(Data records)
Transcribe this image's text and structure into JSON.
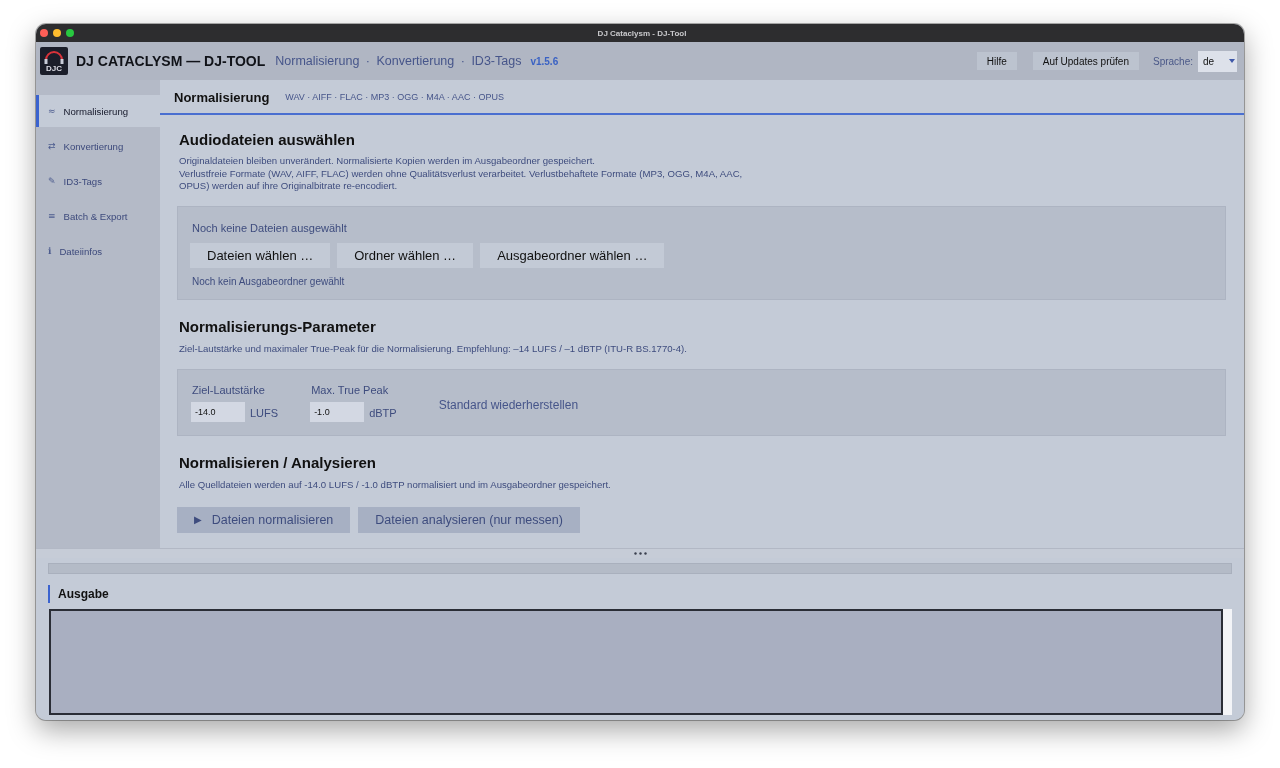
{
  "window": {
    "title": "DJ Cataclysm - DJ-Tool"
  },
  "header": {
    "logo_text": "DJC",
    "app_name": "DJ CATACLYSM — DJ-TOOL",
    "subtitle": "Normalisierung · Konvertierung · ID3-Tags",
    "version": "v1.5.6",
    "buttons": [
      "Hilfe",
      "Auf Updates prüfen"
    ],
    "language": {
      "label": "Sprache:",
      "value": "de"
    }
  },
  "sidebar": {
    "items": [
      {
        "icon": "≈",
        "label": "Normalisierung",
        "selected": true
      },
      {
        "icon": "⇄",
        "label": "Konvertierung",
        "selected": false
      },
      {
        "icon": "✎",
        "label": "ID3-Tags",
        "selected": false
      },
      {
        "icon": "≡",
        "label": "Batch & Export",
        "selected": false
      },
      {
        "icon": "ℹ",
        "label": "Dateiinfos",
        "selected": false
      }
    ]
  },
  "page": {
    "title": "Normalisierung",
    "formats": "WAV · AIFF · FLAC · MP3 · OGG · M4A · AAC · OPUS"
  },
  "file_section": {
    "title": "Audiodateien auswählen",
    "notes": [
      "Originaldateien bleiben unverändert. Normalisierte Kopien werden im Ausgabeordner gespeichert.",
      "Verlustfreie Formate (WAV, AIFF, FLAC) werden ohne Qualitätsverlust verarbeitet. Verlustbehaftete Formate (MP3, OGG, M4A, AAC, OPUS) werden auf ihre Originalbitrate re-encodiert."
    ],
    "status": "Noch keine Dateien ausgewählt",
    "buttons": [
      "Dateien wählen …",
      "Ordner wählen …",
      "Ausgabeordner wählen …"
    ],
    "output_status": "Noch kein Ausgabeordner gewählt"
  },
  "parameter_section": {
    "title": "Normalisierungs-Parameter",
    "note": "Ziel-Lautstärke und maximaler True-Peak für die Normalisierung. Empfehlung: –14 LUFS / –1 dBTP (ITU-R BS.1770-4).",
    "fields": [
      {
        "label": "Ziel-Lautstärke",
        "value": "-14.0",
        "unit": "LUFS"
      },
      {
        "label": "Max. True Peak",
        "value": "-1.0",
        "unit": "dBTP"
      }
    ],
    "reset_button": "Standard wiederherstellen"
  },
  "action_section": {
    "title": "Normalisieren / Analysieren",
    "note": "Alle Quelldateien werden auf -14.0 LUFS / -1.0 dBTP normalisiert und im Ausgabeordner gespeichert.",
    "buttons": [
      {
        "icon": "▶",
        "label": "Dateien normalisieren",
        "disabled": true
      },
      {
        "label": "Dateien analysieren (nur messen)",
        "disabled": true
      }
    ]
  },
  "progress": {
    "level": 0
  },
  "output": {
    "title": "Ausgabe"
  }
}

**PROBLEM TO SOLVE**
Determine the number of lines in the entries above where the string "dBTP" appears. Answer with the number alone.

**RESPONSE FOR THIS EXERCISE**
3